= Description of the task =
Go through the records line by line and work out how many lines hold the word "Green". Answer with the number only.
• • • • •
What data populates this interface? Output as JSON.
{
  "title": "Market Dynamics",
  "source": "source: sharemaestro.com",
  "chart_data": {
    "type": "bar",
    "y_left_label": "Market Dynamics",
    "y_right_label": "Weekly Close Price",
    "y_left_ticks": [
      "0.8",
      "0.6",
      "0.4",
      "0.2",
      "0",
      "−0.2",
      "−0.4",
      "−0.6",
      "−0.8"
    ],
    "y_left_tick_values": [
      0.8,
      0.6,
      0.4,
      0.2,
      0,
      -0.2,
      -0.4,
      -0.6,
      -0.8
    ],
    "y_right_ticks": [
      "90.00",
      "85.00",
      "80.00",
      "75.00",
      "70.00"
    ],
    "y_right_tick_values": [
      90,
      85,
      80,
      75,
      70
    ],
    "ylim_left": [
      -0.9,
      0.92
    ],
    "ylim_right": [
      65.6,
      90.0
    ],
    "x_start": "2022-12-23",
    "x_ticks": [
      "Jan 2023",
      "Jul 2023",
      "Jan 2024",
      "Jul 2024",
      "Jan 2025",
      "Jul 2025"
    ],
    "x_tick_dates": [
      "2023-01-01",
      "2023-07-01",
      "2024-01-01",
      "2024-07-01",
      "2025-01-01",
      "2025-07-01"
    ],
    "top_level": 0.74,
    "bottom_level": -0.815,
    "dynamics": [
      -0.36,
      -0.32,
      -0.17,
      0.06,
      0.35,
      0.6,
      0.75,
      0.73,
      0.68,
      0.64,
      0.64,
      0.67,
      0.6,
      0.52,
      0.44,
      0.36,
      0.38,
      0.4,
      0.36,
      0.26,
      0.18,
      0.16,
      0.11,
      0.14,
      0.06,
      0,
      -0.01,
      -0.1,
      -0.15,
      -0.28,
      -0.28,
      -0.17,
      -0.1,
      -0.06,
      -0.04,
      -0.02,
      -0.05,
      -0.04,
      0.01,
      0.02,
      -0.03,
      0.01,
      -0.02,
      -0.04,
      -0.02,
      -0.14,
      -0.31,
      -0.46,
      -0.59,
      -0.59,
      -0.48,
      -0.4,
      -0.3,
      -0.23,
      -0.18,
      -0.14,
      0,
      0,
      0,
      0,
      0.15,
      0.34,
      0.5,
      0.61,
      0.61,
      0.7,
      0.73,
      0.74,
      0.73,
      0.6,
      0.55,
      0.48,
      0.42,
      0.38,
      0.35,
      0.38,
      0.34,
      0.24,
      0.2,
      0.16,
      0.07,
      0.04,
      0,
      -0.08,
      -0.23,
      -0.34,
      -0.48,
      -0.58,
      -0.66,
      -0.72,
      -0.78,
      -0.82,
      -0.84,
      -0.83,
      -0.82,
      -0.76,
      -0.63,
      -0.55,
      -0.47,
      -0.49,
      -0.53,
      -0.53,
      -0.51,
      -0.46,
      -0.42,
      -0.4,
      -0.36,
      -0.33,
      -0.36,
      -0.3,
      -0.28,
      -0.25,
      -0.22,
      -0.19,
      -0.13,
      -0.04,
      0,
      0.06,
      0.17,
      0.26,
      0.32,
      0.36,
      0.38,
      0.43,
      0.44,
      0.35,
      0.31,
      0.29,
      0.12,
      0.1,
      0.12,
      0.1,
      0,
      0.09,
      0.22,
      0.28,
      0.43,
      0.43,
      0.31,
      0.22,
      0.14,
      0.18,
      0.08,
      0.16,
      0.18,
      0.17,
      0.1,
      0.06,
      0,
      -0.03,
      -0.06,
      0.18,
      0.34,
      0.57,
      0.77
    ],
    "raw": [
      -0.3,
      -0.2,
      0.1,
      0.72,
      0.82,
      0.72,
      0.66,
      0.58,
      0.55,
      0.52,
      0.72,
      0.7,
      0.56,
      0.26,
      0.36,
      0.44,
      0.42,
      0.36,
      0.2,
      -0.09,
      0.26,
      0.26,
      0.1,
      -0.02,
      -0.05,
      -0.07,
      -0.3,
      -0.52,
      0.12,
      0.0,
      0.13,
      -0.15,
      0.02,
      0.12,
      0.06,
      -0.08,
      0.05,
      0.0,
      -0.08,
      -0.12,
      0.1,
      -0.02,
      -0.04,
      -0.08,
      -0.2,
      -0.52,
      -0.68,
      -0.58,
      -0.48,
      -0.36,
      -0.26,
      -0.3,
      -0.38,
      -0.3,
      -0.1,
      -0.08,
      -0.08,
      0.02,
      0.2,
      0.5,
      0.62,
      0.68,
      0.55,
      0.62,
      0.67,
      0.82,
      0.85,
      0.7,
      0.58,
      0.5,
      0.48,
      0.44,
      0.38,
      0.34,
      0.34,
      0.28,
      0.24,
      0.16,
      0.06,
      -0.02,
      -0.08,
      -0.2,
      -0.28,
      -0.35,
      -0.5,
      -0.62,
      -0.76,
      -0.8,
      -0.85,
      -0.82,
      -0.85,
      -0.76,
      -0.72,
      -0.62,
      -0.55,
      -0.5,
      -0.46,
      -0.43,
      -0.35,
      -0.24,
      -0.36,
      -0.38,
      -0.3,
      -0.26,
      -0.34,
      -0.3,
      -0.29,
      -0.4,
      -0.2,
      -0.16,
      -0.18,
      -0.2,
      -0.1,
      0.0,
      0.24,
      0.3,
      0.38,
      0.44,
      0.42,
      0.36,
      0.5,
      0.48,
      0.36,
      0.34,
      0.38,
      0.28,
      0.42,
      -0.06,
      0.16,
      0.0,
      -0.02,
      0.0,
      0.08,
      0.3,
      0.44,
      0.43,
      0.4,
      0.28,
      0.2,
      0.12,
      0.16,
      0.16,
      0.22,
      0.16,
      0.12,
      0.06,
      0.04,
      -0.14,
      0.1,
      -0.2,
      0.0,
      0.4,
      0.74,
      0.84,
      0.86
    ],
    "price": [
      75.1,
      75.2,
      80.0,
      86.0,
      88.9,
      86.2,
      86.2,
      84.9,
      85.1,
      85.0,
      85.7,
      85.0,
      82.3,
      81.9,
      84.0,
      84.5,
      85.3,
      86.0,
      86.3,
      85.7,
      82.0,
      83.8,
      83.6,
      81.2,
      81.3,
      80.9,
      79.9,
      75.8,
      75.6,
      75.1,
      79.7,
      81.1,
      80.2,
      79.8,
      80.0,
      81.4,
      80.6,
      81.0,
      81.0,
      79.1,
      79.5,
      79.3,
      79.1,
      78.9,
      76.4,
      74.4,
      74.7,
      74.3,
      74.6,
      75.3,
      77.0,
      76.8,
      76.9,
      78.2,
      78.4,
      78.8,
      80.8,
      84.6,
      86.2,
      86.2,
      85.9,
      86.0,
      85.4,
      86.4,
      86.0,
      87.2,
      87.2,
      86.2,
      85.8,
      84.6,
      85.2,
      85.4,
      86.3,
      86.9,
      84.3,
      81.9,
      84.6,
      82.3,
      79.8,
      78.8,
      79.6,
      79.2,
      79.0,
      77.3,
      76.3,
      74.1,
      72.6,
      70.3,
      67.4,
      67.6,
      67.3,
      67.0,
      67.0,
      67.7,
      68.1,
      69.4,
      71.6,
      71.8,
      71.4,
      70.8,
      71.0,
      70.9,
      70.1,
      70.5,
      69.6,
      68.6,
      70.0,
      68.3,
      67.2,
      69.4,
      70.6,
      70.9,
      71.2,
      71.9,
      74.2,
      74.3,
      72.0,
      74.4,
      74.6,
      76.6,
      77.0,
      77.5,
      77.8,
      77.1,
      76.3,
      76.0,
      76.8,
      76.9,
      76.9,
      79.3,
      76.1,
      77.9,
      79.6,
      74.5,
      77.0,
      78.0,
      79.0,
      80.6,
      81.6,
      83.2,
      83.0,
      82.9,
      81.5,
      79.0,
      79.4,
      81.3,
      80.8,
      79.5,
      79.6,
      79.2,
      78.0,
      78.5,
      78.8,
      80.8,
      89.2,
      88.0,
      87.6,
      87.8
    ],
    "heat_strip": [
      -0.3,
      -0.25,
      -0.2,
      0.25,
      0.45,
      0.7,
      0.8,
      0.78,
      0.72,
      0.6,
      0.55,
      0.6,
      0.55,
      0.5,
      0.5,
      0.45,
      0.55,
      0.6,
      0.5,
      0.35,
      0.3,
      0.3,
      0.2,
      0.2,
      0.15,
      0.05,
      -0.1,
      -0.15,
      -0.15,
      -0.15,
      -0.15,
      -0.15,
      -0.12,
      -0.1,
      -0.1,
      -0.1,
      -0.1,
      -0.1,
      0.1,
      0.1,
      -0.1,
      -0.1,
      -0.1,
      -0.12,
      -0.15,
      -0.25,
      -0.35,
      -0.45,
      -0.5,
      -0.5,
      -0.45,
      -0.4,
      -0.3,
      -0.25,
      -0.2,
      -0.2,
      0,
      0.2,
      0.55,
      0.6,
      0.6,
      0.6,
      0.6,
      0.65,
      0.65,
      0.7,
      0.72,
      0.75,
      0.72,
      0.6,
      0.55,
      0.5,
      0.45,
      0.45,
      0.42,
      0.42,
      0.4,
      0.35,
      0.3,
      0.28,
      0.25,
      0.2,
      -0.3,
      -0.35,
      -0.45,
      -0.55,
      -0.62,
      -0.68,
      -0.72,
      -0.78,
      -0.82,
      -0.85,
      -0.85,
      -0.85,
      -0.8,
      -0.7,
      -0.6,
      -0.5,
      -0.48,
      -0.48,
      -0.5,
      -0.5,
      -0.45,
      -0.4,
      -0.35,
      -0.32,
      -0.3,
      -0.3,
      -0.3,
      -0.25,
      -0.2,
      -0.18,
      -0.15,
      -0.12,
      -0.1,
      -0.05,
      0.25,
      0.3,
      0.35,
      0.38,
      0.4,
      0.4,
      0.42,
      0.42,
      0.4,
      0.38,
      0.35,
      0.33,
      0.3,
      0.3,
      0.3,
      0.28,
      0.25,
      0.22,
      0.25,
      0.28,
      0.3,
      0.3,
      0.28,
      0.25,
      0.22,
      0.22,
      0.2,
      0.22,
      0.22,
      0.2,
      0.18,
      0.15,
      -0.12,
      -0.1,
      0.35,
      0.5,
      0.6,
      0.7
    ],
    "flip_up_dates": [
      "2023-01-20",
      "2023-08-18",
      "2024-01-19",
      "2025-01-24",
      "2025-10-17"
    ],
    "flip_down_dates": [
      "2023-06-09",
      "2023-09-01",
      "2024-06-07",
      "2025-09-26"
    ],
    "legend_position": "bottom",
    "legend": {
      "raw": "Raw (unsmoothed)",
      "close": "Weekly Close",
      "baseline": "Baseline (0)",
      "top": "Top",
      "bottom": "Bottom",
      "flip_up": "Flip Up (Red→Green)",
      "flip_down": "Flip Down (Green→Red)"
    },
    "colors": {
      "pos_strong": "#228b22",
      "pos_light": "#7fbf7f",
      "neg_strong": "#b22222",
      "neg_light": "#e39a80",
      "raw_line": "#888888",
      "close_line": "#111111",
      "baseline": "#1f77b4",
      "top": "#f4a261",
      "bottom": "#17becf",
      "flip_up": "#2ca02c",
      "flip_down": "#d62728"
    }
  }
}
• • • • •
= Solution to the problem =
2